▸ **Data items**

################

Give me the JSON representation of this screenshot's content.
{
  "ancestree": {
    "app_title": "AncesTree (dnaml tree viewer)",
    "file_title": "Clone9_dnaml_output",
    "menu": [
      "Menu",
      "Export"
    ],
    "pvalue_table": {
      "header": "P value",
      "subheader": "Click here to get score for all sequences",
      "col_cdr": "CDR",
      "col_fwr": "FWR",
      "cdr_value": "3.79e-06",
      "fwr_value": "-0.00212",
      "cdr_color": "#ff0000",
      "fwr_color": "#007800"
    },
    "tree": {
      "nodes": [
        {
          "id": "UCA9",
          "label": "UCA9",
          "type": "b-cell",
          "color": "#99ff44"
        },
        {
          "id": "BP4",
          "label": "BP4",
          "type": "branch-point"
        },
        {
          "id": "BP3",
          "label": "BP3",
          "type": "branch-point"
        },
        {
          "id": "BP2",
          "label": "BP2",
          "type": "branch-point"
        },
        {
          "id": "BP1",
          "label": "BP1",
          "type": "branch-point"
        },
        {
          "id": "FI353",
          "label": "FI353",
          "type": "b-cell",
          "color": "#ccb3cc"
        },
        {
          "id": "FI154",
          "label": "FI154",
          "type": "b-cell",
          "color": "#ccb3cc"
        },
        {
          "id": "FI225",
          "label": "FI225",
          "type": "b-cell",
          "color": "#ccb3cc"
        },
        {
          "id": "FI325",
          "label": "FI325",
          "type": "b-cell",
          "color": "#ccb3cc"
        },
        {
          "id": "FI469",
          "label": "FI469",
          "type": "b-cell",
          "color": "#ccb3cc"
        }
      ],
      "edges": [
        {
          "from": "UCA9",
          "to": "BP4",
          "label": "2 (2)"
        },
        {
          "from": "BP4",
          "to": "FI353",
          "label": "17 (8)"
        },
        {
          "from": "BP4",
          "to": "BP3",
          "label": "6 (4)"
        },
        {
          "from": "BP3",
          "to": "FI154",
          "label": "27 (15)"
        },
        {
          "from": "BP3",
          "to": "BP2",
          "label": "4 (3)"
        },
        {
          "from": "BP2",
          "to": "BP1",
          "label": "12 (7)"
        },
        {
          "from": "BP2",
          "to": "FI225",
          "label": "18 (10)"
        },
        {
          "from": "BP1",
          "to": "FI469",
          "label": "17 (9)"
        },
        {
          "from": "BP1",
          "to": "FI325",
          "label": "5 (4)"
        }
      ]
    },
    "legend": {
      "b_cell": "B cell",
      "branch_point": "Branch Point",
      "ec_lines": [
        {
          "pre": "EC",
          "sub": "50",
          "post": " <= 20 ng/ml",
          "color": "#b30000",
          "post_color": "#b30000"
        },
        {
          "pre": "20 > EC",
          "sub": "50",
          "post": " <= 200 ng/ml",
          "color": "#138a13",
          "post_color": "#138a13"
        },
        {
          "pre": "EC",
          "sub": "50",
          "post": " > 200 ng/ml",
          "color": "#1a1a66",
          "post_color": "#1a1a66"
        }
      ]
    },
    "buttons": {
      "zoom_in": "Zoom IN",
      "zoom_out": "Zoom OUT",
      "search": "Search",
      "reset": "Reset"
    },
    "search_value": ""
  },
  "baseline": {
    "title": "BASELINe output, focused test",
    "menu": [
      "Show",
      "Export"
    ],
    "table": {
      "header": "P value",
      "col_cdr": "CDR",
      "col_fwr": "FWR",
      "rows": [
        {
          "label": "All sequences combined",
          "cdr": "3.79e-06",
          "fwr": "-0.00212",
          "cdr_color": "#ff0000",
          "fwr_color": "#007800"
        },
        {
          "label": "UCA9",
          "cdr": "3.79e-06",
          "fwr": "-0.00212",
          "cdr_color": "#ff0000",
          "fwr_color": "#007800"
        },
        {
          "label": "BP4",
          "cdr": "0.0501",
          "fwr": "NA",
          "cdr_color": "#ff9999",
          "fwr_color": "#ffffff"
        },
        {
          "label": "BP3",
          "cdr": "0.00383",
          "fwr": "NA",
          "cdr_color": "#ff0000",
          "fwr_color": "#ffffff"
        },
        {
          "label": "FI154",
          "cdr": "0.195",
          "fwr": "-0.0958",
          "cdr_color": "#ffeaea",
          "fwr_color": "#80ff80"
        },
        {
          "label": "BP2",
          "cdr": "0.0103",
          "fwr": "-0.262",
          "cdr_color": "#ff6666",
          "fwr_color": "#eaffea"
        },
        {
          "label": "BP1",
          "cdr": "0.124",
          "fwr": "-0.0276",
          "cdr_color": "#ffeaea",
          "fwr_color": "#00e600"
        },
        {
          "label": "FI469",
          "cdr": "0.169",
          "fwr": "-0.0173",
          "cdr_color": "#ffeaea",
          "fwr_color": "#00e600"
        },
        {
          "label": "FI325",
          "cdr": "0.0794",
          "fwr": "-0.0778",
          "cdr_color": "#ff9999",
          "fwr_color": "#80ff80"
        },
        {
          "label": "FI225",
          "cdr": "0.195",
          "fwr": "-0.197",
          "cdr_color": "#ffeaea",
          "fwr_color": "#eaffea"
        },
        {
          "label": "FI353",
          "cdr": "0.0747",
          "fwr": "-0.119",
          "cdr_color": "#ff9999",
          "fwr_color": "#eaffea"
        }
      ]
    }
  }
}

################

▸ **Stated exercise**
Go through the listing and copy all of it exactly.

▸ **Exercise answer**
Give me the JSON representation of this screenshot's content.
{
  "ancestree": {
    "app_title": "AncesTree (dnaml tree viewer)",
    "file_title": "Clone9_dnaml_output",
    "menu": [
      "Menu",
      "Export"
    ],
    "pvalue_table": {
      "header": "P value",
      "subheader": "Click here to get score for all sequences",
      "col_cdr": "CDR",
      "col_fwr": "FWR",
      "cdr_value": "3.79e-06",
      "fwr_value": "-0.00212",
      "cdr_color": "#ff0000",
      "fwr_color": "#007800"
    },
    "tree": {
      "nodes": [
        {
          "id": "UCA9",
          "label": "UCA9",
          "type": "b-cell",
          "color": "#99ff44"
        },
        {
          "id": "BP4",
          "label": "BP4",
          "type": "branch-point"
        },
        {
          "id": "BP3",
          "label": "BP3",
          "type": "branch-point"
        },
        {
          "id": "BP2",
          "label": "BP2",
          "type": "branch-point"
        },
        {
          "id": "BP1",
          "label": "BP1",
          "type": "branch-point"
        },
        {
          "id": "FI353",
          "label": "FI353",
          "type": "b-cell",
          "color": "#ccb3cc"
        },
        {
          "id": "FI154",
          "label": "FI154",
          "type": "b-cell",
          "color": "#ccb3cc"
        },
        {
          "id": "FI225",
          "label": "FI225",
          "type": "b-cell",
          "color": "#ccb3cc"
        },
        {
          "id": "FI325",
          "label": "FI325",
          "type": "b-cell",
          "color": "#ccb3cc"
        },
        {
          "id": "FI469",
          "label": "FI469",
          "type": "b-cell",
          "color": "#ccb3cc"
        }
      ],
      "edges": [
        {
          "from": "UCA9",
          "to": "BP4",
          "label": "2 (2)"
        },
        {
          "from": "BP4",
          "to": "FI353",
          "label": "17 (8)"
        },
        {
          "from": "BP4",
          "to": "BP3",
          "label": "6 (4)"
        },
        {
          "from": "BP3",
          "to": "FI154",
          "label": "27 (15)"
        },
        {
          "from": "BP3",
          "to": "BP2",
          "label": "4 (3)"
        },
        {
          "from": "BP2",
          "to": "BP1",
          "label": "12 (7)"
        },
        {
          "from": "BP2",
          "to": "FI225",
          "label": "18 (10)"
        },
        {
          "from": "BP1",
          "to": "FI469",
          "label": "17 (9)"
        },
        {
          "from": "BP1",
          "to": "FI325",
          "label": "5 (4)"
        }
      ]
    },
    "legend": {
      "b_cell": "B cell",
      "branch_point": "Branch Point",
      "ec_lines": [
        {
          "pre": "EC",
          "sub": "50",
          "post": " <= 20 ng/ml",
          "color": "#b30000",
          "post_color": "#b30000"
        },
        {
          "pre": "20 > EC",
          "sub": "50",
          "post": " <= 200 ng/ml",
          "color": "#138a13",
          "post_color": "#138a13"
        },
        {
          "pre": "EC",
          "sub": "50",
          "post": " > 200 ng/ml",
          "color": "#1a1a66",
          "post_color": "#1a1a66"
        }
      ]
    },
    "buttons": {
      "zoom_in": "Zoom IN",
      "zoom_out": "Zoom OUT",
      "search": "Search",
      "reset": "Reset"
    },
    "search_value": ""
  },
  "baseline": {
    "title": "BASELINe output, focused test",
    "menu": [
      "Show",
      "Export"
    ],
    "table": {
      "header": "P value",
      "col_cdr": "CDR",
      "col_fwr": "FWR",
      "rows": [
        {
          "label": "All sequences combined",
          "cdr": "3.79e-06",
          "fwr": "-0.00212",
          "cdr_color": "#ff0000",
          "fwr_color": "#007800"
        },
        {
          "label": "UCA9",
          "cdr": "3.79e-06",
          "fwr": "-0.00212",
          "cdr_color": "#ff0000",
          "fwr_color": "#007800"
        },
        {
          "label": "BP4",
          "cdr": "0.0501",
          "fwr": "NA",
          "cdr_color": "#ff9999",
          "fwr_color": "#ffffff"
        },
        {
          "label": "BP3",
          "cdr": "0.00383",
          "fwr": "NA",
          "cdr_color": "#ff0000",
          "fwr_color": "#ffffff"
        },
        {
          "label": "FI154",
          "cdr": "0.195",
          "fwr": "-0.0958",
          "cdr_color": "#ffeaea",
          "fwr_color": "#80ff80"
        },
        {
          "label": "BP2",
          "cdr": "0.0103",
          "fwr": "-0.262",
          "cdr_color": "#ff6666",
          "fwr_color": "#eaffea"
        },
        {
          "label": "BP1",
          "cdr": "0.124",
          "fwr": "-0.0276",
          "cdr_color": "#ffeaea",
          "fwr_color": "#00e600"
        },
        {
          "label": "FI469",
          "cdr": "0.169",
          "fwr": "-0.0173",
          "cdr_color": "#ffeaea",
          "fwr_color": "#00e600"
        },
        {
          "label": "FI325",
          "cdr": "0.0794",
          "fwr": "-0.0778",
          "cdr_color": "#ff9999",
          "fwr_color": "#80ff80"
        },
        {
          "label": "FI225",
          "cdr": "0.195",
          "fwr": "-0.197",
          "cdr_color": "#ffeaea",
          "fwr_color": "#eaffea"
        },
        {
          "label": "FI353",
          "cdr": "0.0747",
          "fwr": "-0.119",
          "cdr_color": "#ff9999",
          "fwr_color": "#eaffea"
        }
      ]
    }
  }
}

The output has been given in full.